> _What is required_:
Return all entries word for word, but drop any images.

Entries from a visual dataset
:::::
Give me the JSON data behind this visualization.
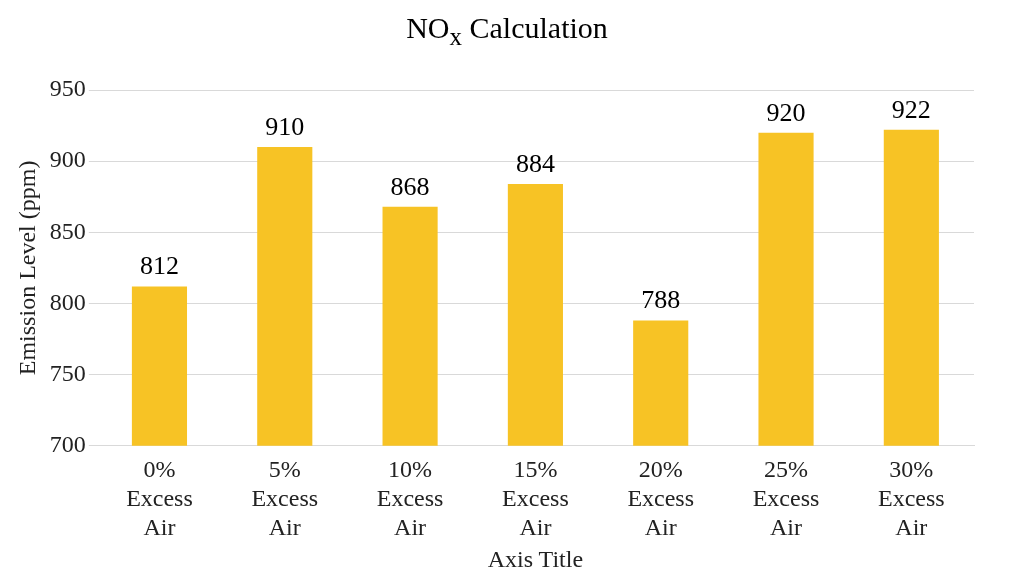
{
  "chart_data": {
    "type": "bar",
    "title": "NO$_{x}$ Calculation",
    "xlabel": "Axis Title",
    "ylabel": "Emission Level (ppm)",
    "categories": [
      "0% Excess Air",
      "5% Excess Air",
      "10% Excess Air",
      "15% Excess Air",
      "20% Excess Air",
      "25% Excess Air",
      "30% Excess Air"
    ],
    "values": [
      812,
      910,
      868,
      884,
      788,
      920,
      922
    ],
    "color": "#f7c325",
    "ylim": [
      700,
      950
    ],
    "yticks": [
      700,
      750,
      800,
      850,
      900,
      950
    ],
    "grid": "y",
    "data_labels": true,
    "legend": false
  }
}
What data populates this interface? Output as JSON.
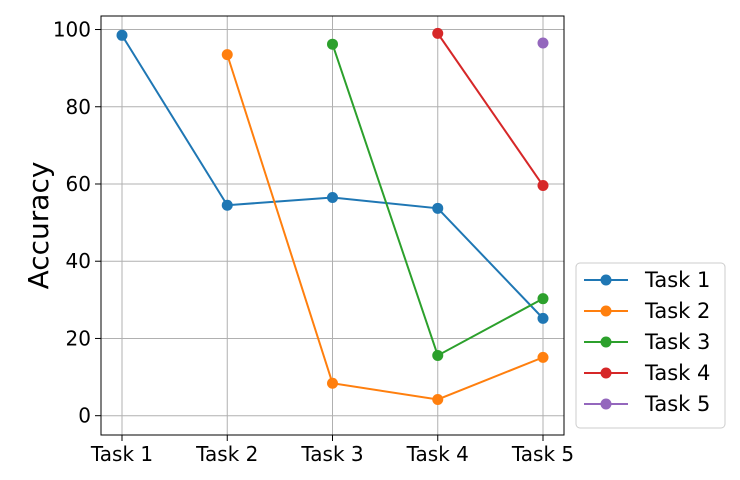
{
  "chart_data": {
    "type": "line",
    "title": "",
    "xlabel": "",
    "ylabel": "Accuracy",
    "categories": [
      "Task 1",
      "Task 2",
      "Task 3",
      "Task 4",
      "Task 5"
    ],
    "yticks": [
      0,
      20,
      40,
      60,
      80,
      100
    ],
    "ylim": [
      -5,
      103.5
    ],
    "grid": true,
    "legend_placement": "outside-right-bottom",
    "series": [
      {
        "name": "Task 1",
        "color": "#1f77b4",
        "values": [
          98.5,
          54.5,
          56.5,
          53.7,
          25.2
        ]
      },
      {
        "name": "Task 2",
        "color": "#ff7f0e",
        "values": [
          null,
          93.5,
          8.4,
          4.2,
          15.1
        ]
      },
      {
        "name": "Task 3",
        "color": "#2ca02c",
        "values": [
          null,
          null,
          96.2,
          15.6,
          30.3
        ]
      },
      {
        "name": "Task 4",
        "color": "#d62728",
        "values": [
          null,
          null,
          null,
          99.0,
          59.6
        ]
      },
      {
        "name": "Task 5",
        "color": "#9467bd",
        "values": [
          null,
          null,
          null,
          null,
          96.5
        ]
      }
    ]
  }
}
:::::
> _The result_:
Give me the JSON data behind this visualization.
{
  "chart_data": {
    "type": "bar",
    "title": "NO$_{x}$ Calculation",
    "xlabel": "Axis Title",
    "ylabel": "Emission Level (ppm)",
    "categories": [
      "0% Excess Air",
      "5% Excess Air",
      "10% Excess Air",
      "15% Excess Air",
      "20% Excess Air",
      "25% Excess Air",
      "30% Excess Air"
    ],
    "values": [
      812,
      910,
      868,
      884,
      788,
      920,
      922
    ],
    "color": "#f7c325",
    "ylim": [
      700,
      950
    ],
    "yticks": [
      700,
      750,
      800,
      850,
      900,
      950
    ],
    "grid": "y",
    "data_labels": true,
    "legend": false
  }
}
What data populates this interface? Output as JSON.
{
  "chart_data": {
    "type": "line",
    "title": "",
    "xlabel": "",
    "ylabel": "Accuracy",
    "categories": [
      "Task 1",
      "Task 2",
      "Task 3",
      "Task 4",
      "Task 5"
    ],
    "yticks": [
      0,
      20,
      40,
      60,
      80,
      100
    ],
    "ylim": [
      -5,
      103.5
    ],
    "grid": true,
    "legend_placement": "outside-right-bottom",
    "series": [
      {
        "name": "Task 1",
        "color": "#1f77b4",
        "values": [
          98.5,
          54.5,
          56.5,
          53.7,
          25.2
        ]
      },
      {
        "name": "Task 2",
        "color": "#ff7f0e",
        "values": [
          null,
          93.5,
          8.4,
          4.2,
          15.1
        ]
      },
      {
        "name": "Task 3",
        "color": "#2ca02c",
        "values": [
          null,
          null,
          96.2,
          15.6,
          30.3
        ]
      },
      {
        "name": "Task 4",
        "color": "#d62728",
        "values": [
          null,
          null,
          null,
          99.0,
          59.6
        ]
      },
      {
        "name": "Task 5",
        "color": "#9467bd",
        "values": [
          null,
          null,
          null,
          null,
          96.5
        ]
      }
    ]
  }
}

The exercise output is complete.